Data shown:
Start

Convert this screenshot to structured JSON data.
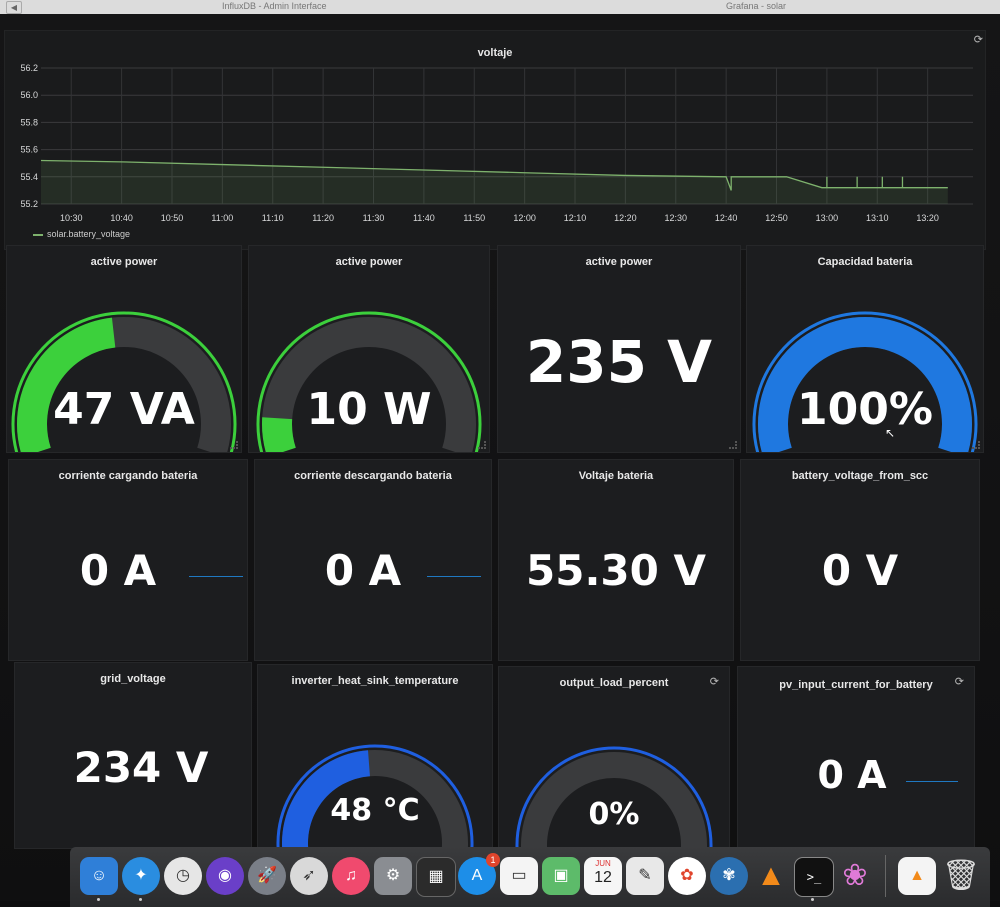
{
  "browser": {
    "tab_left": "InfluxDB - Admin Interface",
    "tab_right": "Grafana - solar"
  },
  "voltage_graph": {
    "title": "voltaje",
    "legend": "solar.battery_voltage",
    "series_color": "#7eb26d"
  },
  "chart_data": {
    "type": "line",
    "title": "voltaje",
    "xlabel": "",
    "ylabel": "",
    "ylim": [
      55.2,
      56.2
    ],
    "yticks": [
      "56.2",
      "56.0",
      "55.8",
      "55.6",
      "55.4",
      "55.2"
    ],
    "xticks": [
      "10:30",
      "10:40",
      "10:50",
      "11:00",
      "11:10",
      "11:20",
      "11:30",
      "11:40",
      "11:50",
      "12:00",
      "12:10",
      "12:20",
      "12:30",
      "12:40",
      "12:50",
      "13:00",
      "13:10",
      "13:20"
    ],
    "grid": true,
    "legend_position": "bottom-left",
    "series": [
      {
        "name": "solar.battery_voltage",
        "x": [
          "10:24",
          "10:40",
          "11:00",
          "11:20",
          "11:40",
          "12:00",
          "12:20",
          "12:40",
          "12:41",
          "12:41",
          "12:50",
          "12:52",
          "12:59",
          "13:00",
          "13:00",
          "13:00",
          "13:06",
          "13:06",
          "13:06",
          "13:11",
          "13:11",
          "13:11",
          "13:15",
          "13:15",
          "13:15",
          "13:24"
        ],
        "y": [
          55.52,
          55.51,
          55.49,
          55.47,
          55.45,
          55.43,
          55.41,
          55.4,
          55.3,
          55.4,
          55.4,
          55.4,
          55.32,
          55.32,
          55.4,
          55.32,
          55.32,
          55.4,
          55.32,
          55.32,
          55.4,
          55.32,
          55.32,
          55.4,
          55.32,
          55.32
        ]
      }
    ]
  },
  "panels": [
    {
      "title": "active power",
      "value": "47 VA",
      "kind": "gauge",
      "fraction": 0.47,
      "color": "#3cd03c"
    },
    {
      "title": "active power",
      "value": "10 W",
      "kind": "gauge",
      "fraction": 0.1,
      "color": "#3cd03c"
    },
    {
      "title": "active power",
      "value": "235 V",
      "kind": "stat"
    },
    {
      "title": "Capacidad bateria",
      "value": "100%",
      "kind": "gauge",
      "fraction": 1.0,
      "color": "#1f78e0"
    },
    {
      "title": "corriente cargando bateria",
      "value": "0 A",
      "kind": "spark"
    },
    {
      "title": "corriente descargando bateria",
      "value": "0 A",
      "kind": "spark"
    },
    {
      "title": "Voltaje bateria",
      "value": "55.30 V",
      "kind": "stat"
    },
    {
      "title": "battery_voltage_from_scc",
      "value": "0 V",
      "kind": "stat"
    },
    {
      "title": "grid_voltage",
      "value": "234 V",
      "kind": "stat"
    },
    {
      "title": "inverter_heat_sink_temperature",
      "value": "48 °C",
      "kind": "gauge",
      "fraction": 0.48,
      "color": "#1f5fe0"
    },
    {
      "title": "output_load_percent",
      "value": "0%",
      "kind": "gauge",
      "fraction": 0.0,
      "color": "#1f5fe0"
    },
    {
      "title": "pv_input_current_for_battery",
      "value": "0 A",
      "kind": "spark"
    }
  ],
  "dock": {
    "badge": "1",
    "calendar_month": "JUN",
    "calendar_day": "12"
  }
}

End

Quote each entry above verbatim and drop the pictures.

In response:
Convert this screenshot to structured JSON data.
{
  "browser": {
    "tab_left": "InfluxDB - Admin Interface",
    "tab_right": "Grafana - solar"
  },
  "voltage_graph": {
    "title": "voltaje",
    "legend": "solar.battery_voltage",
    "series_color": "#7eb26d"
  },
  "chart_data": {
    "type": "line",
    "title": "voltaje",
    "xlabel": "",
    "ylabel": "",
    "ylim": [
      55.2,
      56.2
    ],
    "yticks": [
      "56.2",
      "56.0",
      "55.8",
      "55.6",
      "55.4",
      "55.2"
    ],
    "xticks": [
      "10:30",
      "10:40",
      "10:50",
      "11:00",
      "11:10",
      "11:20",
      "11:30",
      "11:40",
      "11:50",
      "12:00",
      "12:10",
      "12:20",
      "12:30",
      "12:40",
      "12:50",
      "13:00",
      "13:10",
      "13:20"
    ],
    "grid": true,
    "legend_position": "bottom-left",
    "series": [
      {
        "name": "solar.battery_voltage",
        "x": [
          "10:24",
          "10:40",
          "11:00",
          "11:20",
          "11:40",
          "12:00",
          "12:20",
          "12:40",
          "12:41",
          "12:41",
          "12:50",
          "12:52",
          "12:59",
          "13:00",
          "13:00",
          "13:00",
          "13:06",
          "13:06",
          "13:06",
          "13:11",
          "13:11",
          "13:11",
          "13:15",
          "13:15",
          "13:15",
          "13:24"
        ],
        "y": [
          55.52,
          55.51,
          55.49,
          55.47,
          55.45,
          55.43,
          55.41,
          55.4,
          55.3,
          55.4,
          55.4,
          55.4,
          55.32,
          55.32,
          55.4,
          55.32,
          55.32,
          55.4,
          55.32,
          55.32,
          55.4,
          55.32,
          55.32,
          55.4,
          55.32,
          55.32
        ]
      }
    ]
  },
  "panels": [
    {
      "title": "active power",
      "value": "47 VA",
      "kind": "gauge",
      "fraction": 0.47,
      "color": "#3cd03c"
    },
    {
      "title": "active power",
      "value": "10 W",
      "kind": "gauge",
      "fraction": 0.1,
      "color": "#3cd03c"
    },
    {
      "title": "active power",
      "value": "235 V",
      "kind": "stat"
    },
    {
      "title": "Capacidad bateria",
      "value": "100%",
      "kind": "gauge",
      "fraction": 1.0,
      "color": "#1f78e0"
    },
    {
      "title": "corriente cargando bateria",
      "value": "0 A",
      "kind": "spark"
    },
    {
      "title": "corriente descargando bateria",
      "value": "0 A",
      "kind": "spark"
    },
    {
      "title": "Voltaje bateria",
      "value": "55.30 V",
      "kind": "stat"
    },
    {
      "title": "battery_voltage_from_scc",
      "value": "0 V",
      "kind": "stat"
    },
    {
      "title": "grid_voltage",
      "value": "234 V",
      "kind": "stat"
    },
    {
      "title": "inverter_heat_sink_temperature",
      "value": "48 °C",
      "kind": "gauge",
      "fraction": 0.48,
      "color": "#1f5fe0"
    },
    {
      "title": "output_load_percent",
      "value": "0%",
      "kind": "gauge",
      "fraction": 0.0,
      "color": "#1f5fe0"
    },
    {
      "title": "pv_input_current_for_battery",
      "value": "0 A",
      "kind": "spark"
    }
  ],
  "dock": {
    "badge": "1",
    "calendar_month": "JUN",
    "calendar_day": "12"
  }
}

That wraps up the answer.